» Given text
--- --- ---
Monday, February 04, 2008

A database of everything

Nothing like a little hubris first thing Monday morning...

After various experiments, such as a triple store for ants (documented on the Semant blog) and bioGUID (documented on the bioGUID blog), I'm starting from scratch and working on a "database of everything". Put another way, I'm working on a database that aggregates metadata about specimens, sequences, literature, images, taxonomic names, etc. But beyond "merely" aggregating data I'm really interested in linking the data. Here are some design decisions I've made so far.

The first is that the database structure used to store metadata uses the Entity–Attribute–Value (EAV) model (for some background see the papers I've bookmarked on Connotea with the tag entity–attribute–value). This tends to send traditional database managers into fits, but for my purposes (storing objects of different kinds with frequently sparse metadata) it seems a natural choice. It's a little bit like a triple store, but I find triple stores frustrating when creating a database. Given the often low quality of the incoming data a lot of post-processing may be needed. Having the data easily accessible makes this task easier -- I view triple stores as "read only" databases. The data I store will be made available as RDF, so users could still use Semantic Web tools to analyse it.
--- --- ---
» Given instruction 1
In the blog post, what model does the database use to store metadata?
» Given instruction 2
Print the blog post from "After various experiments, such" up to and including "made so far.".
The material after this point is separate from the blog post.

» Raw records
--- --- ---
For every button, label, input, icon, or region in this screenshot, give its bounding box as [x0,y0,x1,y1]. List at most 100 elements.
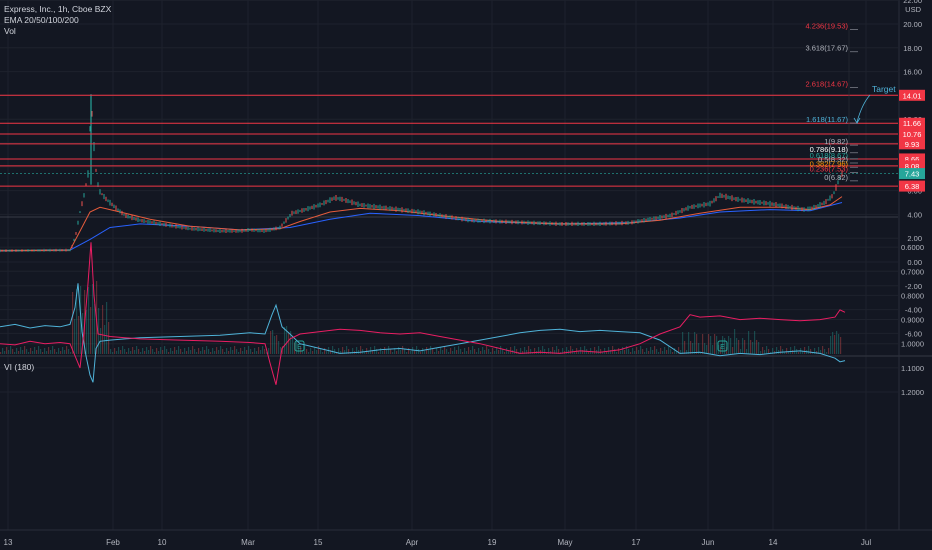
vi-indicator-label: VI (180) [4,362,35,372]
volume-bar [466,351,468,354]
volume-bar [732,347,734,354]
volume-bar [490,352,492,354]
volume-bar [116,351,118,354]
volume-bar [502,349,504,354]
volume-bar [758,342,760,354]
volume-bar [396,351,398,354]
volume-bar [174,347,176,354]
volume-bar [814,348,816,354]
volume-bar [190,350,192,354]
volume-bar [446,349,448,354]
fib-label: 0.786(9.18) [810,145,849,154]
vi-axis-tick: 0.9000 [901,316,924,325]
volume-bar [112,352,114,354]
volume-bar [566,347,568,354]
volume-bar [676,351,678,354]
fib-label: 4.236(19.53) [805,22,848,31]
level-price-tag [899,138,925,150]
volume-bar [228,351,230,354]
volume-bar [662,351,664,354]
volume-bar [244,347,246,354]
volume-bar [684,341,686,354]
volume-bar [724,338,726,354]
volume-bar [678,347,680,354]
volume-bar [538,347,540,354]
volume-bar [308,352,310,354]
volume-bar [266,352,268,354]
volume-bar [624,350,626,354]
volume-bar [56,352,58,354]
volume-bar [342,347,344,354]
volume-bar [454,347,456,354]
volume-bar [346,346,348,354]
volume-bar [452,351,454,354]
volume-bar [812,352,814,354]
volume-bar [686,350,688,354]
volume-bar [594,347,596,354]
volume-bar [46,351,48,354]
volume-bar [58,348,60,354]
volume-bar [254,348,256,354]
level-price-tag-label: 8.66 [905,155,920,164]
volume-bar [4,351,6,354]
volume-bar [708,334,710,354]
volume-bar [520,348,522,354]
volume-bar [612,346,614,354]
volume-bar [302,350,304,354]
volume-bar [702,334,704,354]
volume-bar [208,349,210,354]
volume-bar [474,349,476,354]
time-axis-tick: Jul [861,538,871,547]
volume-bar [590,348,592,354]
volume-bar [478,348,480,354]
volume-bar [70,352,72,354]
volume-bar [42,352,44,354]
volume-bar [582,350,584,354]
volume-bar [200,351,202,354]
fib-label: 0.618(8.67) [810,151,849,160]
earnings-marker[interactable] [294,340,305,352]
volume-bar [40,349,42,354]
earnings-marker[interactable] [717,340,728,352]
volume-bar [232,350,234,354]
volume-bar [114,348,116,354]
volume-bar [210,352,212,354]
fib-label: 1(9.82) [824,137,848,146]
volume-bar [744,340,746,354]
volume-bar [378,352,380,354]
volume-bar [448,352,450,354]
volume-bar [66,346,68,354]
volume-bar [154,352,156,354]
volume-bar [620,351,622,354]
volume-bar [706,345,708,354]
volume-bar [578,351,580,354]
volume-bar [284,327,286,354]
price-axis-tick: 18.00 [903,44,922,53]
volume-bar [326,351,328,354]
volume-bar [170,348,172,354]
volume-bar [166,349,168,354]
price-axis-tick: -4.00 [905,306,922,315]
volume-bar [120,350,122,354]
volume-bar [734,329,736,354]
fib-label: 0.5(8.32) [818,155,849,164]
volume-bar [148,350,150,354]
volume-bar [8,350,10,354]
last-price-tag-label: 7.43 [905,170,920,179]
volume-bar [480,351,482,354]
fib-label: 3.618(17.67) [805,44,848,53]
volume-bar [38,346,40,354]
price-axis-tick: 0.00 [907,258,922,267]
volume-bar [716,336,718,354]
volume-bar [262,346,264,354]
volume-bar [12,349,14,354]
volume-bar [32,351,34,354]
volume-bar [468,347,470,354]
volume-bar [528,346,530,354]
volume-bar [802,351,804,354]
volume-bar [36,350,38,354]
volume-bar [610,350,612,354]
volume-bar [278,341,280,354]
volume-bar [690,341,692,354]
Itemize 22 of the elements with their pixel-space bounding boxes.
--- --- ---
» Written solution 1
The Entity–Attribute–Value (EAV) model.

» Written solution 2
After various experiments, such as a triple store for ants (documented on the Semant blog) and bioGUID (documented on the bioGUID blog), I'm starting from scratch and working on a "database of everything". Put another way, I'm working on a database that aggregates metadata about specimens, sequences, literature, images, taxonomic names, etc. But beyond "merely" aggregating data I'm really interested in linking the data. Here are some design decisions I've made so far.